*What you should do*
From the listing below, pull out every line where the string "this" appears.
# Start of Record excerpts
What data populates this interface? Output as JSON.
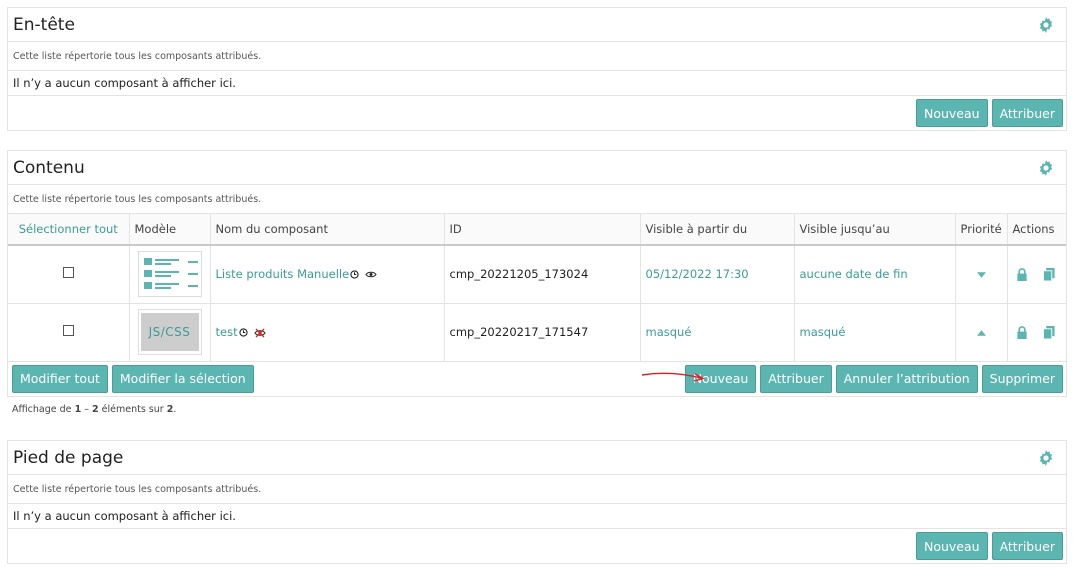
{
  "header_section": {
    "title": "En-tête",
    "description": "Cette liste répertorie tous les composants attribués.",
    "empty_text": "Il n’y a aucun composant à afficher ici.",
    "new_label": "Nouveau",
    "assign_label": "Attribuer"
  },
  "content_section": {
    "title": "Contenu",
    "description": "Cette liste répertorie tous les composants attribués.",
    "columns": {
      "select_all": "Sélectionner tout",
      "model": "Modèle",
      "name": "Nom du composant",
      "id": "ID",
      "visible_from": "Visible à partir du",
      "visible_until": "Visible jusqu’au",
      "priority": "Priorité",
      "actions": "Actions"
    },
    "rows": [
      {
        "name": "Liste produits Manuelle",
        "id": "cmp_20221205_173024",
        "visible_from": "05/12/2022 17:30",
        "visible_until": "aucune date de fin",
        "model_icon": "list-template-icon",
        "visibility_icon": "eye-icon",
        "priority_icon": "arrow-down-icon"
      },
      {
        "name": "test",
        "id": "cmp_20220217_171547",
        "visible_from": "masqué",
        "visible_until": "masqué",
        "model_label": "JS/CSS",
        "visibility_icon": "eye-crossed-icon",
        "priority_icon": "arrow-up-icon"
      }
    ],
    "edit_all_label": "Modifier tout",
    "edit_selection_label": "Modifier la sélection",
    "new_label": "Nouveau",
    "assign_label": "Attribuer",
    "unassign_label": "Annuler l’attribution",
    "delete_label": "Supprimer",
    "pager": {
      "prefix": "Affichage de",
      "from": "1",
      "dash": "–",
      "to": "2",
      "middle": "éléments sur",
      "total": "2",
      "suffix": "."
    }
  },
  "footer_section": {
    "title": "Pied de page",
    "description": "Cette liste répertorie tous les composants attribués.",
    "empty_text": "Il n’y a aucun composant à afficher ici.",
    "new_label": "Nouveau",
    "assign_label": "Attribuer"
  },
  "colors": {
    "accent": "#5bb5b0",
    "link": "#3a9d98",
    "annotation_arrow": "#e02020"
  }
}
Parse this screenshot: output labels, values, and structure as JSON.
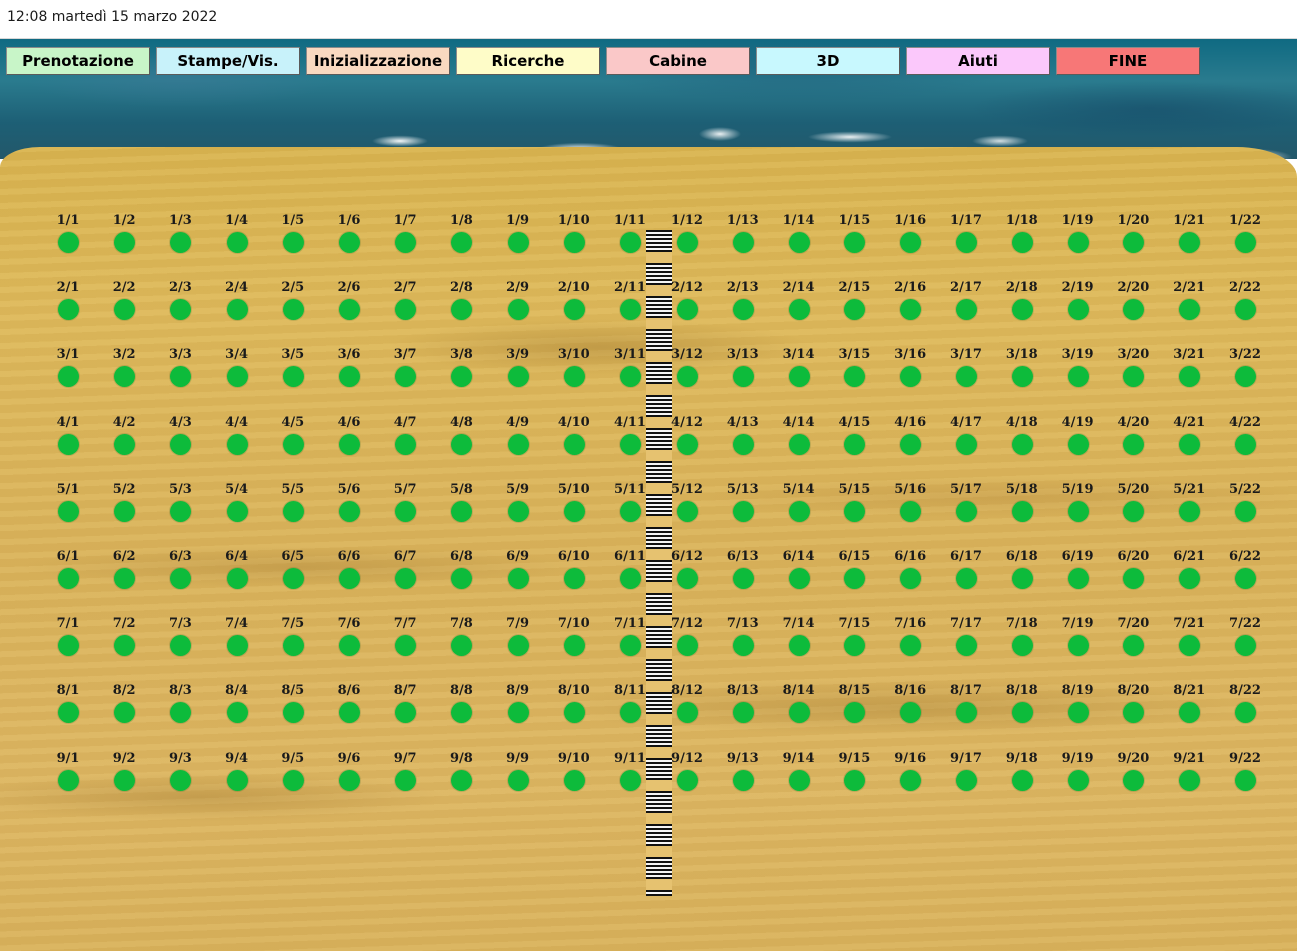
# End of Record excerpts
*Written solution*
What data populates this interface? Output as JSON.
Parse this screenshot: output labels, values, and structure as JSON.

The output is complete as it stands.